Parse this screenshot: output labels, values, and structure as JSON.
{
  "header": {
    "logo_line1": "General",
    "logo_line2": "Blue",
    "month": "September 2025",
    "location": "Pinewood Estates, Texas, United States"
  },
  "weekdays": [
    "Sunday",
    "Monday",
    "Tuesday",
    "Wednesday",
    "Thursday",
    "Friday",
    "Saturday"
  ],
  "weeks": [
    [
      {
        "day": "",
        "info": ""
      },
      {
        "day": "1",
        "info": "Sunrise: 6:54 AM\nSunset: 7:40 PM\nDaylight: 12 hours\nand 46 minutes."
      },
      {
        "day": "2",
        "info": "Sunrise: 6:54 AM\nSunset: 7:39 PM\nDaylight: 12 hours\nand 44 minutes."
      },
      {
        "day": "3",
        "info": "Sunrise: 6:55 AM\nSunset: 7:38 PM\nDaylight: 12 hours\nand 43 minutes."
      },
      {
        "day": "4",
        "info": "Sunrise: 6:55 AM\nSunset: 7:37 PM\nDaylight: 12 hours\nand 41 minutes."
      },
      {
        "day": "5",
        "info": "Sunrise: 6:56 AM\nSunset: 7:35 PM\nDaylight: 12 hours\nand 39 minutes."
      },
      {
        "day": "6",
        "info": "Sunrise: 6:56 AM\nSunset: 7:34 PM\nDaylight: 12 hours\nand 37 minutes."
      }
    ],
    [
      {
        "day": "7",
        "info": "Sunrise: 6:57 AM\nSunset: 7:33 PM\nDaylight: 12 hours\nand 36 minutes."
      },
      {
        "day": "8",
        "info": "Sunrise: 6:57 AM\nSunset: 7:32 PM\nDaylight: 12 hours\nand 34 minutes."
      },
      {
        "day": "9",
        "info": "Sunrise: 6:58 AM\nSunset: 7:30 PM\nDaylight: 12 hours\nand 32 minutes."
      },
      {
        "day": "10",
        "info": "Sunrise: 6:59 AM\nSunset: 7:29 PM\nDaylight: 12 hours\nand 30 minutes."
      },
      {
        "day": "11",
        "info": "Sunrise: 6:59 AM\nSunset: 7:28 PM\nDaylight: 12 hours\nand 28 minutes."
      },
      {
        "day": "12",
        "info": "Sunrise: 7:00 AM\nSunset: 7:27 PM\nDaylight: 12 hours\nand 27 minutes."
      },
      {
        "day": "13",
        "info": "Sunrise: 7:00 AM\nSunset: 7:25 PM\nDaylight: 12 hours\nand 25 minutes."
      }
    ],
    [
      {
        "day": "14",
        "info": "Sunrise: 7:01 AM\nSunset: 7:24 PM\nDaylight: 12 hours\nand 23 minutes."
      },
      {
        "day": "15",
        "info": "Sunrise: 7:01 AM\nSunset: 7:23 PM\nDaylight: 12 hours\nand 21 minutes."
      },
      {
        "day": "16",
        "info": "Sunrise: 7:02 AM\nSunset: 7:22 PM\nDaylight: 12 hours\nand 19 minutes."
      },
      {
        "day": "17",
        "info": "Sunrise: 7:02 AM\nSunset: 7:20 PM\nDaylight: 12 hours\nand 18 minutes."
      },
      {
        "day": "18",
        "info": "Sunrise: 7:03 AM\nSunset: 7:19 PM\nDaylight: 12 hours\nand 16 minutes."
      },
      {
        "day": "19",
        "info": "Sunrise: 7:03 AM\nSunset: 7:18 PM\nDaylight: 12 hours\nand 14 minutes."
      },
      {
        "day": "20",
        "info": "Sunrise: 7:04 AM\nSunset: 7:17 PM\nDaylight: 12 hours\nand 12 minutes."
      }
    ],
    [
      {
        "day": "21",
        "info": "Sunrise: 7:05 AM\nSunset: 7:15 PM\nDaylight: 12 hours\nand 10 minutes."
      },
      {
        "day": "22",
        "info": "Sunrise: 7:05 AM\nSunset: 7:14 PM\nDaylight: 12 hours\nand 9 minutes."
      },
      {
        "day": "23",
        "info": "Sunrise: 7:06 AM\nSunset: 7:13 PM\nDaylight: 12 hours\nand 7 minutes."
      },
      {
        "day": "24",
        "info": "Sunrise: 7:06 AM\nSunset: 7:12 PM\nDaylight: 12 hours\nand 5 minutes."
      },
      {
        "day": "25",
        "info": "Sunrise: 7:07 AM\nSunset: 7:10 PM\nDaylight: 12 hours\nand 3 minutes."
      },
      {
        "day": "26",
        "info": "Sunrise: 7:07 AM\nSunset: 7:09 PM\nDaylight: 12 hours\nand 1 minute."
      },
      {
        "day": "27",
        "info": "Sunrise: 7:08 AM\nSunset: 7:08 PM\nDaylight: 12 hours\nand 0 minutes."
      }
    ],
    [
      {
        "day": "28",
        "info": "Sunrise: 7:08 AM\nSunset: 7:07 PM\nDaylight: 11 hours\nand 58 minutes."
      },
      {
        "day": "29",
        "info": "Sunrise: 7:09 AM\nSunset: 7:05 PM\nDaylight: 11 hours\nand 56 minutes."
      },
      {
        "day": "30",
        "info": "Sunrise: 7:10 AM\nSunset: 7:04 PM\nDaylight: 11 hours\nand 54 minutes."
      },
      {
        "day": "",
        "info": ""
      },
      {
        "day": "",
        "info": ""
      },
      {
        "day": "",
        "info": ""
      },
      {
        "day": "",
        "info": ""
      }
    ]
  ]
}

***

What to work on: Repeat the records exactly, including every line.

Answer:
Parse this screenshot: output labels, values, and structure as JSON.
{
  "header": {
    "logo_line1": "General",
    "logo_line2": "Blue",
    "month": "September 2025",
    "location": "Pinewood Estates, Texas, United States"
  },
  "weekdays": [
    "Sunday",
    "Monday",
    "Tuesday",
    "Wednesday",
    "Thursday",
    "Friday",
    "Saturday"
  ],
  "weeks": [
    [
      {
        "day": "",
        "info": ""
      },
      {
        "day": "1",
        "info": "Sunrise: 6:54 AM\nSunset: 7:40 PM\nDaylight: 12 hours\nand 46 minutes."
      },
      {
        "day": "2",
        "info": "Sunrise: 6:54 AM\nSunset: 7:39 PM\nDaylight: 12 hours\nand 44 minutes."
      },
      {
        "day": "3",
        "info": "Sunrise: 6:55 AM\nSunset: 7:38 PM\nDaylight: 12 hours\nand 43 minutes."
      },
      {
        "day": "4",
        "info": "Sunrise: 6:55 AM\nSunset: 7:37 PM\nDaylight: 12 hours\nand 41 minutes."
      },
      {
        "day": "5",
        "info": "Sunrise: 6:56 AM\nSunset: 7:35 PM\nDaylight: 12 hours\nand 39 minutes."
      },
      {
        "day": "6",
        "info": "Sunrise: 6:56 AM\nSunset: 7:34 PM\nDaylight: 12 hours\nand 37 minutes."
      }
    ],
    [
      {
        "day": "7",
        "info": "Sunrise: 6:57 AM\nSunset: 7:33 PM\nDaylight: 12 hours\nand 36 minutes."
      },
      {
        "day": "8",
        "info": "Sunrise: 6:57 AM\nSunset: 7:32 PM\nDaylight: 12 hours\nand 34 minutes."
      },
      {
        "day": "9",
        "info": "Sunrise: 6:58 AM\nSunset: 7:30 PM\nDaylight: 12 hours\nand 32 minutes."
      },
      {
        "day": "10",
        "info": "Sunrise: 6:59 AM\nSunset: 7:29 PM\nDaylight: 12 hours\nand 30 minutes."
      },
      {
        "day": "11",
        "info": "Sunrise: 6:59 AM\nSunset: 7:28 PM\nDaylight: 12 hours\nand 28 minutes."
      },
      {
        "day": "12",
        "info": "Sunrise: 7:00 AM\nSunset: 7:27 PM\nDaylight: 12 hours\nand 27 minutes."
      },
      {
        "day": "13",
        "info": "Sunrise: 7:00 AM\nSunset: 7:25 PM\nDaylight: 12 hours\nand 25 minutes."
      }
    ],
    [
      {
        "day": "14",
        "info": "Sunrise: 7:01 AM\nSunset: 7:24 PM\nDaylight: 12 hours\nand 23 minutes."
      },
      {
        "day": "15",
        "info": "Sunrise: 7:01 AM\nSunset: 7:23 PM\nDaylight: 12 hours\nand 21 minutes."
      },
      {
        "day": "16",
        "info": "Sunrise: 7:02 AM\nSunset: 7:22 PM\nDaylight: 12 hours\nand 19 minutes."
      },
      {
        "day": "17",
        "info": "Sunrise: 7:02 AM\nSunset: 7:20 PM\nDaylight: 12 hours\nand 18 minutes."
      },
      {
        "day": "18",
        "info": "Sunrise: 7:03 AM\nSunset: 7:19 PM\nDaylight: 12 hours\nand 16 minutes."
      },
      {
        "day": "19",
        "info": "Sunrise: 7:03 AM\nSunset: 7:18 PM\nDaylight: 12 hours\nand 14 minutes."
      },
      {
        "day": "20",
        "info": "Sunrise: 7:04 AM\nSunset: 7:17 PM\nDaylight: 12 hours\nand 12 minutes."
      }
    ],
    [
      {
        "day": "21",
        "info": "Sunrise: 7:05 AM\nSunset: 7:15 PM\nDaylight: 12 hours\nand 10 minutes."
      },
      {
        "day": "22",
        "info": "Sunrise: 7:05 AM\nSunset: 7:14 PM\nDaylight: 12 hours\nand 9 minutes."
      },
      {
        "day": "23",
        "info": "Sunrise: 7:06 AM\nSunset: 7:13 PM\nDaylight: 12 hours\nand 7 minutes."
      },
      {
        "day": "24",
        "info": "Sunrise: 7:06 AM\nSunset: 7:12 PM\nDaylight: 12 hours\nand 5 minutes."
      },
      {
        "day": "25",
        "info": "Sunrise: 7:07 AM\nSunset: 7:10 PM\nDaylight: 12 hours\nand 3 minutes."
      },
      {
        "day": "26",
        "info": "Sunrise: 7:07 AM\nSunset: 7:09 PM\nDaylight: 12 hours\nand 1 minute."
      },
      {
        "day": "27",
        "info": "Sunrise: 7:08 AM\nSunset: 7:08 PM\nDaylight: 12 hours\nand 0 minutes."
      }
    ],
    [
      {
        "day": "28",
        "info": "Sunrise: 7:08 AM\nSunset: 7:07 PM\nDaylight: 11 hours\nand 58 minutes."
      },
      {
        "day": "29",
        "info": "Sunrise: 7:09 AM\nSunset: 7:05 PM\nDaylight: 11 hours\nand 56 minutes."
      },
      {
        "day": "30",
        "info": "Sunrise: 7:10 AM\nSunset: 7:04 PM\nDaylight: 11 hours\nand 54 minutes."
      },
      {
        "day": "",
        "info": ""
      },
      {
        "day": "",
        "info": ""
      },
      {
        "day": "",
        "info": ""
      },
      {
        "day": "",
        "info": ""
      }
    ]
  ]
}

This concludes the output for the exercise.